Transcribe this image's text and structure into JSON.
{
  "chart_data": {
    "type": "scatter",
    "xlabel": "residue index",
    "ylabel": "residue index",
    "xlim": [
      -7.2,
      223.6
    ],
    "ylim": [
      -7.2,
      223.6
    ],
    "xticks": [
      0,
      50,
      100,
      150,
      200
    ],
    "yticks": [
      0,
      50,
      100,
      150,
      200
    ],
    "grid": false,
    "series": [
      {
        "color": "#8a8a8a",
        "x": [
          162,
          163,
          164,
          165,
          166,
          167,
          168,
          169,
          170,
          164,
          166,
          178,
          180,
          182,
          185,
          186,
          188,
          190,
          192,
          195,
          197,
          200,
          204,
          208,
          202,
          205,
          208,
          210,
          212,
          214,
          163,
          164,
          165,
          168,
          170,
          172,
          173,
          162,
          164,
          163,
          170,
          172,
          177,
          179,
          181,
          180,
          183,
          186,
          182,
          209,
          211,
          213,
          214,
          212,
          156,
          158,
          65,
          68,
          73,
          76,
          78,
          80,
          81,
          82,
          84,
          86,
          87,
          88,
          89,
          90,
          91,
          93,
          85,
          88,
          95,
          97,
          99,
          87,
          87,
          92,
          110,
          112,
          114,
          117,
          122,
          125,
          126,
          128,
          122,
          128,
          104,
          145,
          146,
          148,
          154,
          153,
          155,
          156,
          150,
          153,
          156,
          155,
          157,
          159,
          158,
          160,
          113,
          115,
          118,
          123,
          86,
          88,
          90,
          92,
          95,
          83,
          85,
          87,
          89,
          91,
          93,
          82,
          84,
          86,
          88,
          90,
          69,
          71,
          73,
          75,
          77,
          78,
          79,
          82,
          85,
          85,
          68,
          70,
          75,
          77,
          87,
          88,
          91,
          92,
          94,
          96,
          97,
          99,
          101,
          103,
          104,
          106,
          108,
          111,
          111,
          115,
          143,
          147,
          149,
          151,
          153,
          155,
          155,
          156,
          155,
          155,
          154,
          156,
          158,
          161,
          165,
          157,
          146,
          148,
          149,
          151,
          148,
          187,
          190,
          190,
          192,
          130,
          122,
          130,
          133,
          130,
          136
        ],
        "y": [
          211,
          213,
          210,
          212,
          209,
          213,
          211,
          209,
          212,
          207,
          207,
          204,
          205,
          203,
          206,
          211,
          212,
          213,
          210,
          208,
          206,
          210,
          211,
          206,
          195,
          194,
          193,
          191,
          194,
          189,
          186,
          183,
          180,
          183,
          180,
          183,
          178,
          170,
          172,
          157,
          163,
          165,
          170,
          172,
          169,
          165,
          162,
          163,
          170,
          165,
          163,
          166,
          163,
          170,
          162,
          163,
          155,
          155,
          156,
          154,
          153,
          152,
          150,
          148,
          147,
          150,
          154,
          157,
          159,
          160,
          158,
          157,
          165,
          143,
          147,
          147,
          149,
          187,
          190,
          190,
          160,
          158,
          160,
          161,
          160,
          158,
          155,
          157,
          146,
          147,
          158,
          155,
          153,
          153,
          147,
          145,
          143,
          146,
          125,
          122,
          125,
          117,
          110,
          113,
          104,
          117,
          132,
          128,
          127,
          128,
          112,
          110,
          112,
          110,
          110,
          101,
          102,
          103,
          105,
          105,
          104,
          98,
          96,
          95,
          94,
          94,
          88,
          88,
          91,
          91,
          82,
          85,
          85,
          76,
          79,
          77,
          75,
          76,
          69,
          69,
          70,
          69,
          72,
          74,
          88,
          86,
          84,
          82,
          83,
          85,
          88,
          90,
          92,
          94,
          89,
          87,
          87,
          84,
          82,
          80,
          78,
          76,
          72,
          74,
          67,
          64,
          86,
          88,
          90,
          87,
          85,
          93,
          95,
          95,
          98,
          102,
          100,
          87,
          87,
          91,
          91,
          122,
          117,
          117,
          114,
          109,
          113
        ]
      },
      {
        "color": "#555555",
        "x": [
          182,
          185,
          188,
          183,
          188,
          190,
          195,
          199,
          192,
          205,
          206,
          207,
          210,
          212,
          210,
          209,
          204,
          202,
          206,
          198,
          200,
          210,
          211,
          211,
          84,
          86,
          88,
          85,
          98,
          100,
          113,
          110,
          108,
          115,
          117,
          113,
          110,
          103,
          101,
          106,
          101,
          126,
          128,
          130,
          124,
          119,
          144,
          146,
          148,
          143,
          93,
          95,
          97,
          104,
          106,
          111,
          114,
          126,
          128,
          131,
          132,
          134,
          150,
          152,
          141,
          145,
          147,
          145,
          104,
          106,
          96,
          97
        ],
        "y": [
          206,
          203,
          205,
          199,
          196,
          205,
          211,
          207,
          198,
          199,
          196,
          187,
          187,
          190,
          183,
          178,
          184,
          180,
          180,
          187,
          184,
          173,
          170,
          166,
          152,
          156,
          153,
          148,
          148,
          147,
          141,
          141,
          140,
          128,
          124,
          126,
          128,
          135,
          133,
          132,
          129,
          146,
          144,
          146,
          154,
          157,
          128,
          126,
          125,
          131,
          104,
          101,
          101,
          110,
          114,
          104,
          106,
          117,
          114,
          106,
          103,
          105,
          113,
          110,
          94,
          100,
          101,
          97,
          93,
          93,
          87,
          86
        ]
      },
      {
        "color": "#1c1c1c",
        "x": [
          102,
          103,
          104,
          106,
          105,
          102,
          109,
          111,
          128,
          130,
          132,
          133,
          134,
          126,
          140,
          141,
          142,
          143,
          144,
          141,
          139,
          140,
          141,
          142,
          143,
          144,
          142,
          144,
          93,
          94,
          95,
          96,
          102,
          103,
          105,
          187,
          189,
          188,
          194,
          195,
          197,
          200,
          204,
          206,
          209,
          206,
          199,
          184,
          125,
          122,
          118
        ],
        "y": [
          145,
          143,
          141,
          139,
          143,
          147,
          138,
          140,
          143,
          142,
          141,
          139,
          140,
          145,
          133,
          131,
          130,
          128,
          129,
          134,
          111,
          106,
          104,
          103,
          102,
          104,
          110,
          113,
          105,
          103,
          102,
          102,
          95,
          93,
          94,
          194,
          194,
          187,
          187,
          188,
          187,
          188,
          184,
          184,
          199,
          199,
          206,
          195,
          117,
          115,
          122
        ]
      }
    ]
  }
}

# TASK PROMPT
Copy the records above exactly.

# FULL ANSWER
Transcribe this image's text and structure into JSON.
{
  "chart_data": {
    "type": "scatter",
    "xlabel": "residue index",
    "ylabel": "residue index",
    "xlim": [
      -7.2,
      223.6
    ],
    "ylim": [
      -7.2,
      223.6
    ],
    "xticks": [
      0,
      50,
      100,
      150,
      200
    ],
    "yticks": [
      0,
      50,
      100,
      150,
      200
    ],
    "grid": false,
    "series": [
      {
        "color": "#8a8a8a",
        "x": [
          162,
          163,
          164,
          165,
          166,
          167,
          168,
          169,
          170,
          164,
          166,
          178,
          180,
          182,
          185,
          186,
          188,
          190,
          192,
          195,
          197,
          200,
          204,
          208,
          202,
          205,
          208,
          210,
          212,
          214,
          163,
          164,
          165,
          168,
          170,
          172,
          173,
          162,
          164,
          163,
          170,
          172,
          177,
          179,
          181,
          180,
          183,
          186,
          182,
          209,
          211,
          213,
          214,
          212,
          156,
          158,
          65,
          68,
          73,
          76,
          78,
          80,
          81,
          82,
          84,
          86,
          87,
          88,
          89,
          90,
          91,
          93,
          85,
          88,
          95,
          97,
          99,
          87,
          87,
          92,
          110,
          112,
          114,
          117,
          122,
          125,
          126,
          128,
          122,
          128,
          104,
          145,
          146,
          148,
          154,
          153,
          155,
          156,
          150,
          153,
          156,
          155,
          157,
          159,
          158,
          160,
          113,
          115,
          118,
          123,
          86,
          88,
          90,
          92,
          95,
          83,
          85,
          87,
          89,
          91,
          93,
          82,
          84,
          86,
          88,
          90,
          69,
          71,
          73,
          75,
          77,
          78,
          79,
          82,
          85,
          85,
          68,
          70,
          75,
          77,
          87,
          88,
          91,
          92,
          94,
          96,
          97,
          99,
          101,
          103,
          104,
          106,
          108,
          111,
          111,
          115,
          143,
          147,
          149,
          151,
          153,
          155,
          155,
          156,
          155,
          155,
          154,
          156,
          158,
          161,
          165,
          157,
          146,
          148,
          149,
          151,
          148,
          187,
          190,
          190,
          192,
          130,
          122,
          130,
          133,
          130,
          136
        ],
        "y": [
          211,
          213,
          210,
          212,
          209,
          213,
          211,
          209,
          212,
          207,
          207,
          204,
          205,
          203,
          206,
          211,
          212,
          213,
          210,
          208,
          206,
          210,
          211,
          206,
          195,
          194,
          193,
          191,
          194,
          189,
          186,
          183,
          180,
          183,
          180,
          183,
          178,
          170,
          172,
          157,
          163,
          165,
          170,
          172,
          169,
          165,
          162,
          163,
          170,
          165,
          163,
          166,
          163,
          170,
          162,
          163,
          155,
          155,
          156,
          154,
          153,
          152,
          150,
          148,
          147,
          150,
          154,
          157,
          159,
          160,
          158,
          157,
          165,
          143,
          147,
          147,
          149,
          187,
          190,
          190,
          160,
          158,
          160,
          161,
          160,
          158,
          155,
          157,
          146,
          147,
          158,
          155,
          153,
          153,
          147,
          145,
          143,
          146,
          125,
          122,
          125,
          117,
          110,
          113,
          104,
          117,
          132,
          128,
          127,
          128,
          112,
          110,
          112,
          110,
          110,
          101,
          102,
          103,
          105,
          105,
          104,
          98,
          96,
          95,
          94,
          94,
          88,
          88,
          91,
          91,
          82,
          85,
          85,
          76,
          79,
          77,
          75,
          76,
          69,
          69,
          70,
          69,
          72,
          74,
          88,
          86,
          84,
          82,
          83,
          85,
          88,
          90,
          92,
          94,
          89,
          87,
          87,
          84,
          82,
          80,
          78,
          76,
          72,
          74,
          67,
          64,
          86,
          88,
          90,
          87,
          85,
          93,
          95,
          95,
          98,
          102,
          100,
          87,
          87,
          91,
          91,
          122,
          117,
          117,
          114,
          109,
          113
        ]
      },
      {
        "color": "#555555",
        "x": [
          182,
          185,
          188,
          183,
          188,
          190,
          195,
          199,
          192,
          205,
          206,
          207,
          210,
          212,
          210,
          209,
          204,
          202,
          206,
          198,
          200,
          210,
          211,
          211,
          84,
          86,
          88,
          85,
          98,
          100,
          113,
          110,
          108,
          115,
          117,
          113,
          110,
          103,
          101,
          106,
          101,
          126,
          128,
          130,
          124,
          119,
          144,
          146,
          148,
          143,
          93,
          95,
          97,
          104,
          106,
          111,
          114,
          126,
          128,
          131,
          132,
          134,
          150,
          152,
          141,
          145,
          147,
          145,
          104,
          106,
          96,
          97
        ],
        "y": [
          206,
          203,
          205,
          199,
          196,
          205,
          211,
          207,
          198,
          199,
          196,
          187,
          187,
          190,
          183,
          178,
          184,
          180,
          180,
          187,
          184,
          173,
          170,
          166,
          152,
          156,
          153,
          148,
          148,
          147,
          141,
          141,
          140,
          128,
          124,
          126,
          128,
          135,
          133,
          132,
          129,
          146,
          144,
          146,
          154,
          157,
          128,
          126,
          125,
          131,
          104,
          101,
          101,
          110,
          114,
          104,
          106,
          117,
          114,
          106,
          103,
          105,
          113,
          110,
          94,
          100,
          101,
          97,
          93,
          93,
          87,
          86
        ]
      },
      {
        "color": "#1c1c1c",
        "x": [
          102,
          103,
          104,
          106,
          105,
          102,
          109,
          111,
          128,
          130,
          132,
          133,
          134,
          126,
          140,
          141,
          142,
          143,
          144,
          141,
          139,
          140,
          141,
          142,
          143,
          144,
          142,
          144,
          93,
          94,
          95,
          96,
          102,
          103,
          105,
          187,
          189,
          188,
          194,
          195,
          197,
          200,
          204,
          206,
          209,
          206,
          199,
          184,
          125,
          122,
          118
        ],
        "y": [
          145,
          143,
          141,
          139,
          143,
          147,
          138,
          140,
          143,
          142,
          141,
          139,
          140,
          145,
          133,
          131,
          130,
          128,
          129,
          134,
          111,
          106,
          104,
          103,
          102,
          104,
          110,
          113,
          105,
          103,
          102,
          102,
          95,
          93,
          94,
          194,
          194,
          187,
          187,
          188,
          187,
          188,
          184,
          184,
          199,
          199,
          206,
          195,
          117,
          115,
          122
        ]
      }
    ]
  }
}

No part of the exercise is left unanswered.